• Requirements:
Of the lines below, count those containing the word "object". Reply with the number alone.

** start Task material **

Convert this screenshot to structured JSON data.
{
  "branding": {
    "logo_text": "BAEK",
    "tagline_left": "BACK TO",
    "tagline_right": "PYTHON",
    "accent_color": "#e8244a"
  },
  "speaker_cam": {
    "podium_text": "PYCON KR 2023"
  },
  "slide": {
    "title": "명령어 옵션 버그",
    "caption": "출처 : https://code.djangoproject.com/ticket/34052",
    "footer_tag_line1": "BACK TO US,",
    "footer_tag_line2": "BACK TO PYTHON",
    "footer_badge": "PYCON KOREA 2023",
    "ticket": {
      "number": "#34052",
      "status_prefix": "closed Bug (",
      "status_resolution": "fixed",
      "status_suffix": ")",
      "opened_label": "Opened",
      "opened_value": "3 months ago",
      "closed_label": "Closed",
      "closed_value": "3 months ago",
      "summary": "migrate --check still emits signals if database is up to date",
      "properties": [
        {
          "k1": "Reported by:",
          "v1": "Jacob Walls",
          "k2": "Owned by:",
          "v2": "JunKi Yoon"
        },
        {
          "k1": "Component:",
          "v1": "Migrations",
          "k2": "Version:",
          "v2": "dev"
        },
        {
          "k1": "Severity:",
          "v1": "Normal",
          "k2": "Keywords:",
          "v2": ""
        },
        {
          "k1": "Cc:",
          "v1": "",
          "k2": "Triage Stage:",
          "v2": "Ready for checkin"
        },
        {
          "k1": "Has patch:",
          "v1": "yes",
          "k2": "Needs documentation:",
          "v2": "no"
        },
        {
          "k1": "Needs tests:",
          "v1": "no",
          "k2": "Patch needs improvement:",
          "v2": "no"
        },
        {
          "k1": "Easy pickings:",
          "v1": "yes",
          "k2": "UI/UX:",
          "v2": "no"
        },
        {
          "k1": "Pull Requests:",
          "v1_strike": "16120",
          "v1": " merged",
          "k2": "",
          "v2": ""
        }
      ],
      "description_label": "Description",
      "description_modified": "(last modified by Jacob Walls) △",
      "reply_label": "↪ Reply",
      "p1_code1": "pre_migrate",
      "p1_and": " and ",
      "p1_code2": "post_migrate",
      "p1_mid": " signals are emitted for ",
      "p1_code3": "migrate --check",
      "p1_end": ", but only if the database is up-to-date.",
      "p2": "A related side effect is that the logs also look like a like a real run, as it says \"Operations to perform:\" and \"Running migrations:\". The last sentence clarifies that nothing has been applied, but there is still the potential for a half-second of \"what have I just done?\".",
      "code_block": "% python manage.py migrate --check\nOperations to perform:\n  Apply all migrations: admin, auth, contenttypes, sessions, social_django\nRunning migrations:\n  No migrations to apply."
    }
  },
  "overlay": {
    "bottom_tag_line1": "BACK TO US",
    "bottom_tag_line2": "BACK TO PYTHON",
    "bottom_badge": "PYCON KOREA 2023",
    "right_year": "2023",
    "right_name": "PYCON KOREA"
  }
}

** end Task material **
** start Task material **

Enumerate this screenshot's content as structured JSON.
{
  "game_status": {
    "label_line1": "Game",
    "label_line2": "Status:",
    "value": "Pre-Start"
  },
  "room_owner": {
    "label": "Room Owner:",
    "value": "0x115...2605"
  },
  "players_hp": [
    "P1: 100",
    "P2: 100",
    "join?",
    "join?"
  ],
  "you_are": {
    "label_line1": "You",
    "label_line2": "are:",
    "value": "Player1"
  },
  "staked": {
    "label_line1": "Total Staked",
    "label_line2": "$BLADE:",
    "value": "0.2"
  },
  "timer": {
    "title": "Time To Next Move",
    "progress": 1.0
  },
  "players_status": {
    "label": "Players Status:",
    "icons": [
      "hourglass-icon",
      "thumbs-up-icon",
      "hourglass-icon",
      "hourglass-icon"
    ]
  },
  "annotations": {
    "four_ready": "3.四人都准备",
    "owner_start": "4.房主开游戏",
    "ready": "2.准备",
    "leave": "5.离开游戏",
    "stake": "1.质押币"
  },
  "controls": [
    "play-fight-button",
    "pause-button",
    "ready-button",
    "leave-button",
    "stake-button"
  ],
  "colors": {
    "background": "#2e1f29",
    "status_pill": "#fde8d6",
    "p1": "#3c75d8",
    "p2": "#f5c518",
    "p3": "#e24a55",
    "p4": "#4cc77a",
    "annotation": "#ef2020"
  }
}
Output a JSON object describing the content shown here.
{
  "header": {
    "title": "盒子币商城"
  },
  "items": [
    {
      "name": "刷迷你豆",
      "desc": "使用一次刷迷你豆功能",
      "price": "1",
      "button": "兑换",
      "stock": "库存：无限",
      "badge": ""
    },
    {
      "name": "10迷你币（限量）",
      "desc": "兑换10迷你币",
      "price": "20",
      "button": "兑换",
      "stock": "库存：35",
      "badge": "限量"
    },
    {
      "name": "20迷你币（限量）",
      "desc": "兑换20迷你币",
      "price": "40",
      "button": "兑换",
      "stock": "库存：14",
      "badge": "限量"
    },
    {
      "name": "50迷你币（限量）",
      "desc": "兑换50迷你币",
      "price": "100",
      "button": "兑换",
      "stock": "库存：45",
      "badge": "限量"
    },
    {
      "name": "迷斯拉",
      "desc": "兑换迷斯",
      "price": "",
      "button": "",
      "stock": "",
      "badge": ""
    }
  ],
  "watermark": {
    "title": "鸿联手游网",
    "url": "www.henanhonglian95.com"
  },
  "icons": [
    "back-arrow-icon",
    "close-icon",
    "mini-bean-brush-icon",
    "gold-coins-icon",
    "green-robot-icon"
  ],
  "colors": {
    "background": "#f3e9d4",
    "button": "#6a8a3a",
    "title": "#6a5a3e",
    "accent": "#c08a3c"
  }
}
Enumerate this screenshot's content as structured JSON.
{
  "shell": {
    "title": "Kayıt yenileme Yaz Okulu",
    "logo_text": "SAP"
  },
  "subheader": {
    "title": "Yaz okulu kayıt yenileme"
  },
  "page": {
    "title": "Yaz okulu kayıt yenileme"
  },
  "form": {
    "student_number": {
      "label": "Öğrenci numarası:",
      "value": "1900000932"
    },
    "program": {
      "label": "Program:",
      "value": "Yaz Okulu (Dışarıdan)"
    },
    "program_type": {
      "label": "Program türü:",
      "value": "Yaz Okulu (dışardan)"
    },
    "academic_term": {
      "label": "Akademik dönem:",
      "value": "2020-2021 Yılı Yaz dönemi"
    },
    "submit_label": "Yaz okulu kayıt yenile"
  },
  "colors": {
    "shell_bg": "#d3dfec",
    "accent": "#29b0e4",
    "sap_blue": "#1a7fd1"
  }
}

** end Task material **
** start Task material **

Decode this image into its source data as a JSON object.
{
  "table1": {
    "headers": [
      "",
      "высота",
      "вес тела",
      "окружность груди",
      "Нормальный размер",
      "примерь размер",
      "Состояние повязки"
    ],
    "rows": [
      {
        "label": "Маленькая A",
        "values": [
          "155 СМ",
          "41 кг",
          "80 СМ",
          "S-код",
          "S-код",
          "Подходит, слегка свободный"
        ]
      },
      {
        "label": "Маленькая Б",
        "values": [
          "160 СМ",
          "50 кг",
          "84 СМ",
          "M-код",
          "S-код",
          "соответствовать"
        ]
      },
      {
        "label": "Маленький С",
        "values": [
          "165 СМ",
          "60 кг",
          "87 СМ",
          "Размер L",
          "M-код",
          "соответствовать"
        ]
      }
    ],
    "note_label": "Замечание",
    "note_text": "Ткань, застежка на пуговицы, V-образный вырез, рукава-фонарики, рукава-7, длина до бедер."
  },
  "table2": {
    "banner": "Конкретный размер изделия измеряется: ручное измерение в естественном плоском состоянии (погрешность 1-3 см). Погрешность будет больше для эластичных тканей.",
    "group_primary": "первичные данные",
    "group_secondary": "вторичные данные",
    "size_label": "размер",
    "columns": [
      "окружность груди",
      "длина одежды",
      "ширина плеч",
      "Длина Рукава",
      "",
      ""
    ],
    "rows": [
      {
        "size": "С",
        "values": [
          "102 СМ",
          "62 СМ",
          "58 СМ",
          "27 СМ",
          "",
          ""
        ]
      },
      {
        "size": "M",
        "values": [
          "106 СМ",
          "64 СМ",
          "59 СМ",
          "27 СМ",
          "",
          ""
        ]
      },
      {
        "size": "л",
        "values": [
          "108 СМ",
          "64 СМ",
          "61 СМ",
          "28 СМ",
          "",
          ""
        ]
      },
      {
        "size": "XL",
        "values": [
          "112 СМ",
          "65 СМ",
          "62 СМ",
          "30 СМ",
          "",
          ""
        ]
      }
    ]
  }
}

** end Task material **

• Expected output:
2